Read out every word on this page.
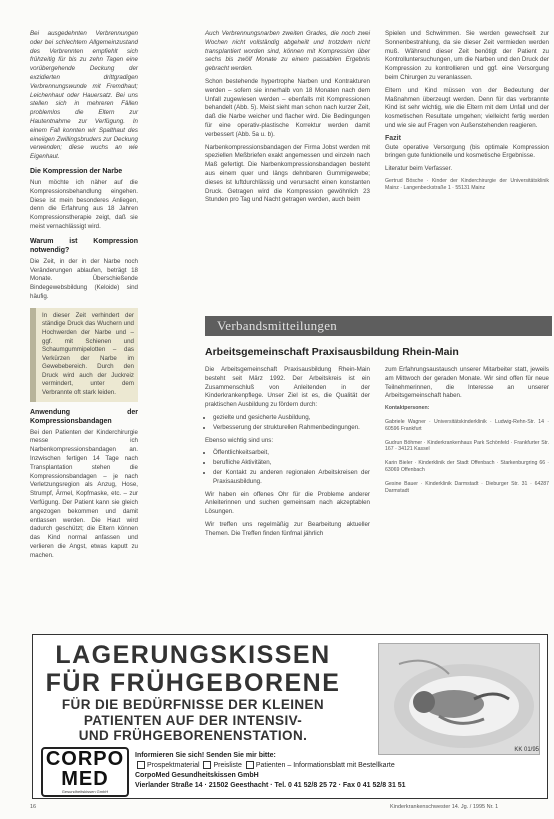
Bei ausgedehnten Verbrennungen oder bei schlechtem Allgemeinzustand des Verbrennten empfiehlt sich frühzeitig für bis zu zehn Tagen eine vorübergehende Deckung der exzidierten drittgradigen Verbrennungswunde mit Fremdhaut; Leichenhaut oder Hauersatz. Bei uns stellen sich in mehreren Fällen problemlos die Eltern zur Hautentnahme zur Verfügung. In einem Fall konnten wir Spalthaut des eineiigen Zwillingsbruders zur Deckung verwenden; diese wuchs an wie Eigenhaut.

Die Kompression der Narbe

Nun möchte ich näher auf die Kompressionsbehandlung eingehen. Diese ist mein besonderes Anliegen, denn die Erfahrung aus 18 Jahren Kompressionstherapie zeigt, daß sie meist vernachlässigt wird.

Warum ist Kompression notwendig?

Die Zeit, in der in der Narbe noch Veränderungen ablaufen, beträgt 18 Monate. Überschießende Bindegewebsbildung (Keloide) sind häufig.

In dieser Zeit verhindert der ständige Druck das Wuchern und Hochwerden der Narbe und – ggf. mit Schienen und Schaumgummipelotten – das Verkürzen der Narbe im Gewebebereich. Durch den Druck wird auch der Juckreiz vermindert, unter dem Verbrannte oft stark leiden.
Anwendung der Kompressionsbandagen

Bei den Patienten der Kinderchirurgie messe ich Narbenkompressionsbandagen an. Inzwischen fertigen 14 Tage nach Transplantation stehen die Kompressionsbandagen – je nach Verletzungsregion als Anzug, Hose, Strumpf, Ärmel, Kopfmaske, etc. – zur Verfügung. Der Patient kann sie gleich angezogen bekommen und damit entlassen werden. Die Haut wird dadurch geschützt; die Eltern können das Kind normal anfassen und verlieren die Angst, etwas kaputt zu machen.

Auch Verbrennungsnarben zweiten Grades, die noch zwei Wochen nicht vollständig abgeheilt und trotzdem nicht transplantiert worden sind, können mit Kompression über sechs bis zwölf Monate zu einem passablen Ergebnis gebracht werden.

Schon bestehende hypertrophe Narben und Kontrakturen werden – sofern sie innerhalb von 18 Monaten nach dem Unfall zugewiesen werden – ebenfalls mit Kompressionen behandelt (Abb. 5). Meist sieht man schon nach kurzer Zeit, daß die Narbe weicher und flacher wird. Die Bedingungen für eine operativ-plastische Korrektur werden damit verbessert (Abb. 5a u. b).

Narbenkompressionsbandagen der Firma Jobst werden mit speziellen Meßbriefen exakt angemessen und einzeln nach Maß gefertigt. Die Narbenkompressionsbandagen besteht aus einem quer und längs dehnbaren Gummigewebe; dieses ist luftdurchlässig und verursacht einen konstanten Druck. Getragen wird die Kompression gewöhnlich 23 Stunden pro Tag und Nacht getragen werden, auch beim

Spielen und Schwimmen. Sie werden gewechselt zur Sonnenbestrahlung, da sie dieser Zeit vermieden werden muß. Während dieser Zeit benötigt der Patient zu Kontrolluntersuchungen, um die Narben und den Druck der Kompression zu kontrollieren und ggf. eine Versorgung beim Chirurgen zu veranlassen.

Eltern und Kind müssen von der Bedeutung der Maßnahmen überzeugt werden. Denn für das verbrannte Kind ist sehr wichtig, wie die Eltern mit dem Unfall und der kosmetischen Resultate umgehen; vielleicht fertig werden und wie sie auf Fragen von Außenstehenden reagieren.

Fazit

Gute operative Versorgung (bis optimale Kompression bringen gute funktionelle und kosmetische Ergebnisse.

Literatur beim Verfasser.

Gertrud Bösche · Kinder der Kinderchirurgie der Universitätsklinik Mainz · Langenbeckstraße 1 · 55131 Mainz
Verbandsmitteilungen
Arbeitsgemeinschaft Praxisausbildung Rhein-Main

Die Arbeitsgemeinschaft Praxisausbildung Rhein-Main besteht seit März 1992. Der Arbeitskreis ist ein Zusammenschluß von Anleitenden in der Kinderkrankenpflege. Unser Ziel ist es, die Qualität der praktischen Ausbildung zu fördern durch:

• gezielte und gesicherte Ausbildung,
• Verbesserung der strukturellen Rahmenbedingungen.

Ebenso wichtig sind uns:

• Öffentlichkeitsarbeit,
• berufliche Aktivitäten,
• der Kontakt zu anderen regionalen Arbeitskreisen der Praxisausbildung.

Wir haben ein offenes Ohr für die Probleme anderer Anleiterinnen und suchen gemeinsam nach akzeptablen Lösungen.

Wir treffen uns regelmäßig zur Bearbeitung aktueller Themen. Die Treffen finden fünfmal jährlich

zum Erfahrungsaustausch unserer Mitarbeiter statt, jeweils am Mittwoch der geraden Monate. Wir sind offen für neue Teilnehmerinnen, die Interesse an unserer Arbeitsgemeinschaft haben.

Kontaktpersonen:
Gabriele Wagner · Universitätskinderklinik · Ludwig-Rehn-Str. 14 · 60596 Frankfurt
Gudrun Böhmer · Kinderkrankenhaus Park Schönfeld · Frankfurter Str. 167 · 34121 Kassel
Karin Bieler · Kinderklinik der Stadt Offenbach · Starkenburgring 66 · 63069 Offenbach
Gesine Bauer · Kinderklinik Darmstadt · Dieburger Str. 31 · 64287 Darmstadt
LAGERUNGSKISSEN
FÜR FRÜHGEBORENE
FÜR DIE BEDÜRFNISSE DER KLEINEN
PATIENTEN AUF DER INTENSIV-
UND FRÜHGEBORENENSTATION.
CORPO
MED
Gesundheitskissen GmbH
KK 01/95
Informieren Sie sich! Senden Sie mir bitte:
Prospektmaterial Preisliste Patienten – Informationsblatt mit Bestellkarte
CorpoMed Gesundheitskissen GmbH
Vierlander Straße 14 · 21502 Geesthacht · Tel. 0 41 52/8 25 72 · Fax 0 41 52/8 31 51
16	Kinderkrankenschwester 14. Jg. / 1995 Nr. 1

--

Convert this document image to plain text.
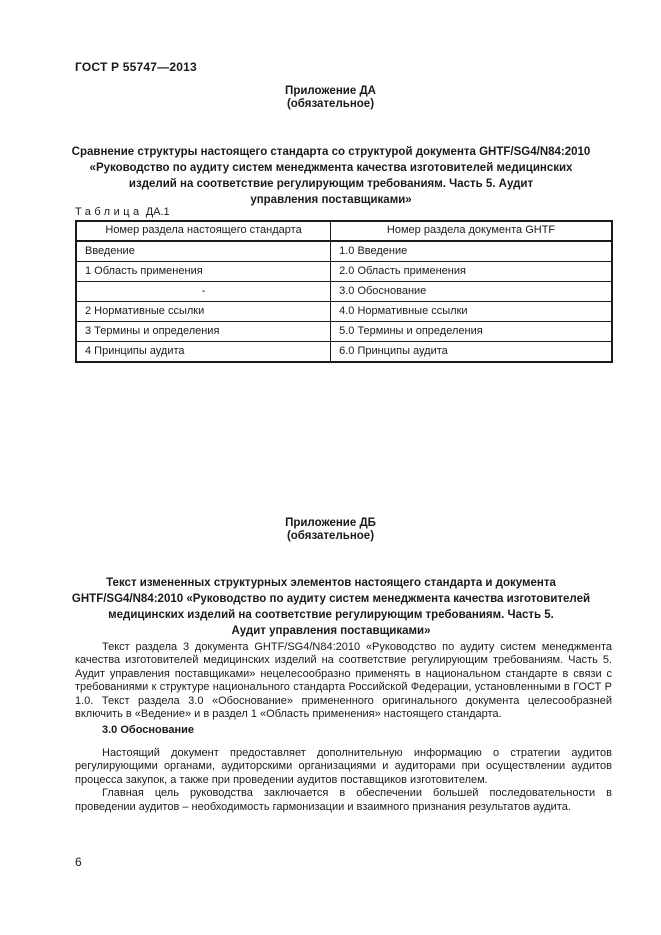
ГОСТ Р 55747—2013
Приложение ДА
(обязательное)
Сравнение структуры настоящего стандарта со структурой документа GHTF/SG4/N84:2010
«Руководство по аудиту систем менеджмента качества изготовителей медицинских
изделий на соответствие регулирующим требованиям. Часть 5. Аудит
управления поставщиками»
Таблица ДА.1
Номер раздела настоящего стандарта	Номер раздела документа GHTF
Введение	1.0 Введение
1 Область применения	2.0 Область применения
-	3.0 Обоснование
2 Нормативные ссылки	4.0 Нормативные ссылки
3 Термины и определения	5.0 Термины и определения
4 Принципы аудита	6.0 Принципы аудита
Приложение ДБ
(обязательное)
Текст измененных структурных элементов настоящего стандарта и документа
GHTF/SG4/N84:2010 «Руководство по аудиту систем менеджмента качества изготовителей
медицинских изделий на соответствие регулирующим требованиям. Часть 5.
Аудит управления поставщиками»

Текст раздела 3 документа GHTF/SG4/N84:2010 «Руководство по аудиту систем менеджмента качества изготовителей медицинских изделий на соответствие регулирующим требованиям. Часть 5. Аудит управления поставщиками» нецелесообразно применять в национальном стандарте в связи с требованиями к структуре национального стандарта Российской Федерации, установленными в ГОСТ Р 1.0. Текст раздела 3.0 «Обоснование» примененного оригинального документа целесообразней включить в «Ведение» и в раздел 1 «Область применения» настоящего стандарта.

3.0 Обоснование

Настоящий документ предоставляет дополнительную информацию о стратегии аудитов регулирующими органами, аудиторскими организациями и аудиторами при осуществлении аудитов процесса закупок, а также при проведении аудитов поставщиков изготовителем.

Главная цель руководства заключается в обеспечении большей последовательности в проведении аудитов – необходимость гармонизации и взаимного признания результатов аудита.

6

---

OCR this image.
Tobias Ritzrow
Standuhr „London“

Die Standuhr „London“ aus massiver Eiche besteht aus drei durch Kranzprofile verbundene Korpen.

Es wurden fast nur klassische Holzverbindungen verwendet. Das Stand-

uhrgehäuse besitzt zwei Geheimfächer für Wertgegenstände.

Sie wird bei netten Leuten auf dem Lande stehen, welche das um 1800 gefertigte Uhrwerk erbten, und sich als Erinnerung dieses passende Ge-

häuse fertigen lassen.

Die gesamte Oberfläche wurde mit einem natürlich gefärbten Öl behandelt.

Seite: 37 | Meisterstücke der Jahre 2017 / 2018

#### WHAT YOU ARE ASKED TO DO
Show all lines above holding "Часть".

#### THE SOLUTION
изделий на соответствие регулирующим требованиям. Часть 5. Аудит
медицинских изделий на соответствие регулирующим требованиям. Часть 5.
Текст раздела 3 документа GHTF/SG4/N84:2010 «Руководство по аудиту систем менеджмента качества изготовителей медицинских изделий на соответствие регулирующим требованиям. Часть 5. Аудит управления поставщиками» нецелесообразно применять в национальном стандарте в связи с требованиями к структуре национального стандарта Российской Федерации, установленными в ГОСТ Р 1.0. Текст раздела 3.0 «Обоснование» примененного оригинального документа целесообразней включить в «Ведение» и в раздел 1 «Область применения» настоящего стандарта.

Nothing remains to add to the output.